START

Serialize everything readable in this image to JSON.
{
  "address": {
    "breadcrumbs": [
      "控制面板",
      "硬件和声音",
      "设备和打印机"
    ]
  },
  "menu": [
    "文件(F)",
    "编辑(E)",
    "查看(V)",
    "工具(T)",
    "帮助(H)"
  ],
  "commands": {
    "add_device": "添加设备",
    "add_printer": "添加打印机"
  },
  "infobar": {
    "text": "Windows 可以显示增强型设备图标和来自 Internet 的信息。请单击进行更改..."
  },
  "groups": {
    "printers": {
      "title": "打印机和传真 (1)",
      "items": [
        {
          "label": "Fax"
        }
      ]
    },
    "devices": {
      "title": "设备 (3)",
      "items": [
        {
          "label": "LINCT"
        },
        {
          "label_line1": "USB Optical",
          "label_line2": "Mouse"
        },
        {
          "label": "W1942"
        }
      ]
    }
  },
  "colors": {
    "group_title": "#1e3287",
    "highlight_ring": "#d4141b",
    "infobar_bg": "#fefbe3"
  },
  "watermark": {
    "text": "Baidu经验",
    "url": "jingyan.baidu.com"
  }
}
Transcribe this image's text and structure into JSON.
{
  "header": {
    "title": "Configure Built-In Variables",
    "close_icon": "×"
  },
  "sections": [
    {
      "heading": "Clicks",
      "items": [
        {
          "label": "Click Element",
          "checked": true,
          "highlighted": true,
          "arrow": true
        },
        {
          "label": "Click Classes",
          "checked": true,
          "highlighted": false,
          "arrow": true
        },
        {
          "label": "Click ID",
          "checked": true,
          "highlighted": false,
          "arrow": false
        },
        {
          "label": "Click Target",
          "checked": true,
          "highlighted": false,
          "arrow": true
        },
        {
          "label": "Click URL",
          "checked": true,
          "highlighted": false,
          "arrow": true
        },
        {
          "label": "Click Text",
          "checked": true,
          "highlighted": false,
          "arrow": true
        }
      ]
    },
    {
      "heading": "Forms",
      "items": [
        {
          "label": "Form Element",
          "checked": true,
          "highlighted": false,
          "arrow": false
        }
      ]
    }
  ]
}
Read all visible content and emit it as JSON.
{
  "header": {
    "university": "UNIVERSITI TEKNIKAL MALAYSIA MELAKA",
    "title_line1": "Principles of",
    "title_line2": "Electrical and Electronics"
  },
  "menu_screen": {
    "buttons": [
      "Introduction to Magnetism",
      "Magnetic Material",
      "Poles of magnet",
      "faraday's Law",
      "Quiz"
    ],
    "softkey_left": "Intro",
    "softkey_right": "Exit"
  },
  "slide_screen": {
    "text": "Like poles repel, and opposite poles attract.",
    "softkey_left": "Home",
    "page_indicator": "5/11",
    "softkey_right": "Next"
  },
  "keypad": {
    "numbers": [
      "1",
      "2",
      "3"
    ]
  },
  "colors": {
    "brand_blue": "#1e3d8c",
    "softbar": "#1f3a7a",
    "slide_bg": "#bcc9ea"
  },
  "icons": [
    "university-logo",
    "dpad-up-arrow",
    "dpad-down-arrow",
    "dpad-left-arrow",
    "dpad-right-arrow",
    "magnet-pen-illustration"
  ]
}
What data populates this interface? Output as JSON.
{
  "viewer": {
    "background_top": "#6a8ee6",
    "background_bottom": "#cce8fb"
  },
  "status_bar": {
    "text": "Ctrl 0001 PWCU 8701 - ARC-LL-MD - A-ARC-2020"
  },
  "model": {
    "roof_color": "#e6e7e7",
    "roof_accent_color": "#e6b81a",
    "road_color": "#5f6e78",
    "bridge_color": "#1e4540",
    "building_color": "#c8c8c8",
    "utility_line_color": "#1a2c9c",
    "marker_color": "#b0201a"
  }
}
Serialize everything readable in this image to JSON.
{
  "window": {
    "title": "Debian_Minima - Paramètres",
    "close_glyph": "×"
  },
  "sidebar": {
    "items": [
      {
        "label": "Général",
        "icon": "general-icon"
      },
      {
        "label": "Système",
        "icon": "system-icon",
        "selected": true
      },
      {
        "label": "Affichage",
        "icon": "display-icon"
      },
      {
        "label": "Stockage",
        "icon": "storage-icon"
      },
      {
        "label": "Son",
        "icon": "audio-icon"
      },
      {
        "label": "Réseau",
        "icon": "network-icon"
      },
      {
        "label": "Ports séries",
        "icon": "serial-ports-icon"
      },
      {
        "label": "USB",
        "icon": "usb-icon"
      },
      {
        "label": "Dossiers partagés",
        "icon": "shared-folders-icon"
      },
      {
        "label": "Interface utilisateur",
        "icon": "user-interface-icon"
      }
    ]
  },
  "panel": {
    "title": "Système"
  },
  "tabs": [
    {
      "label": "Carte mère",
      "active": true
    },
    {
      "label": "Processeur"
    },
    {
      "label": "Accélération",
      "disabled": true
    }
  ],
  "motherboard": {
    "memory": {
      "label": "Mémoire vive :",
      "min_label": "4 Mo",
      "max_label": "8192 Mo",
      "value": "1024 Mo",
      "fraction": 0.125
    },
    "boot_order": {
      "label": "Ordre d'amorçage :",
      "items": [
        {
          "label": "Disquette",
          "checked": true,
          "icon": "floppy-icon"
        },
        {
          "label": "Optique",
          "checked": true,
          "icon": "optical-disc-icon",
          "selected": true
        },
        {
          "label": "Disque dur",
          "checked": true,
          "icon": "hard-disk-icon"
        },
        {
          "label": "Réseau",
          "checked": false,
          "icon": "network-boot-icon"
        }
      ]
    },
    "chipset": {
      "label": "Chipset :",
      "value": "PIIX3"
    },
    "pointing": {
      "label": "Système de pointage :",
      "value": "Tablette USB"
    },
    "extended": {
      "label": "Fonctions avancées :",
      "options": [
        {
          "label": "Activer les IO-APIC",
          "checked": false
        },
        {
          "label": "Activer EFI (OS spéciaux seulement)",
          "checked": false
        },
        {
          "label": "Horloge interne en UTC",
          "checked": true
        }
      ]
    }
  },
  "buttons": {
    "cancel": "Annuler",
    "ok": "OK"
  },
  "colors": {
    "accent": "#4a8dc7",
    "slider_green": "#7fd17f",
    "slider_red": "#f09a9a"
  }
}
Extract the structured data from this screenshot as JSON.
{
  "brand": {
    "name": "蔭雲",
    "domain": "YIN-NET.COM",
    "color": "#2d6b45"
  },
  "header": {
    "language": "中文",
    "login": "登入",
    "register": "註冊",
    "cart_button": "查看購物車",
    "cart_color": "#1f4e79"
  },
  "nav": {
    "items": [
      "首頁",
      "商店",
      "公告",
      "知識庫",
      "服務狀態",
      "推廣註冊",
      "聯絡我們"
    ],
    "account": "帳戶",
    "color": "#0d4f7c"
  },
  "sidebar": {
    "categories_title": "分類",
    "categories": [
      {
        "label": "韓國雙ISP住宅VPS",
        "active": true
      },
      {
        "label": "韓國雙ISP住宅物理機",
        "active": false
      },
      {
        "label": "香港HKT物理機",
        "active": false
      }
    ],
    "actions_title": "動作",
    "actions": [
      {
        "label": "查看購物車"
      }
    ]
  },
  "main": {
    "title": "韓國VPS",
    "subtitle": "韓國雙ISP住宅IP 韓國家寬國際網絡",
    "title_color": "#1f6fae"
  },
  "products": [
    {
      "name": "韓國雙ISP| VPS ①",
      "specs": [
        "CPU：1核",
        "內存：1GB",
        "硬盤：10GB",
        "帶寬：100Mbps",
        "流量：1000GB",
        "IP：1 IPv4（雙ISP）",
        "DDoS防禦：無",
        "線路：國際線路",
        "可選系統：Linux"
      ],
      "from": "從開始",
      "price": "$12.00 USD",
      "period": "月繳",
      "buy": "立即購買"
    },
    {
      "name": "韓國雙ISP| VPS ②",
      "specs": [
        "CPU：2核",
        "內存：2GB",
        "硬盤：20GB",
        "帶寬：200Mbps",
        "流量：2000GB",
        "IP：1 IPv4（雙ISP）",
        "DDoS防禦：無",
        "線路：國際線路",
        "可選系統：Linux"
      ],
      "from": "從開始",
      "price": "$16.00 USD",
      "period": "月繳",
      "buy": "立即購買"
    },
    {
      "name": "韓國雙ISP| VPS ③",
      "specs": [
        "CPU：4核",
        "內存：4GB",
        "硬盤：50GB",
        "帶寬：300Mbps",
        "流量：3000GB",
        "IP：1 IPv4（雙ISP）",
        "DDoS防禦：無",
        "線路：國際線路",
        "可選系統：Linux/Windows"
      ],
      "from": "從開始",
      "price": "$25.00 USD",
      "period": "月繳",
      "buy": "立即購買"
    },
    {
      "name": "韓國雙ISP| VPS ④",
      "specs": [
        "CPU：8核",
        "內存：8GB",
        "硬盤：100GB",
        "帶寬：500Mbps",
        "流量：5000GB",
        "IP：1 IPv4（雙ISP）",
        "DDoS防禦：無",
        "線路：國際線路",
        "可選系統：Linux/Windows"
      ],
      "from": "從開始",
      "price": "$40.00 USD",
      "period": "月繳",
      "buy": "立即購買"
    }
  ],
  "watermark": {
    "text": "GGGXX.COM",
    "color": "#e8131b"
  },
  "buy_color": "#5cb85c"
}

END

• THE EXERCISE:
Only the number is wanted: how many lines of the data contain the word "this"?

• FINISHED EXERCISE:
5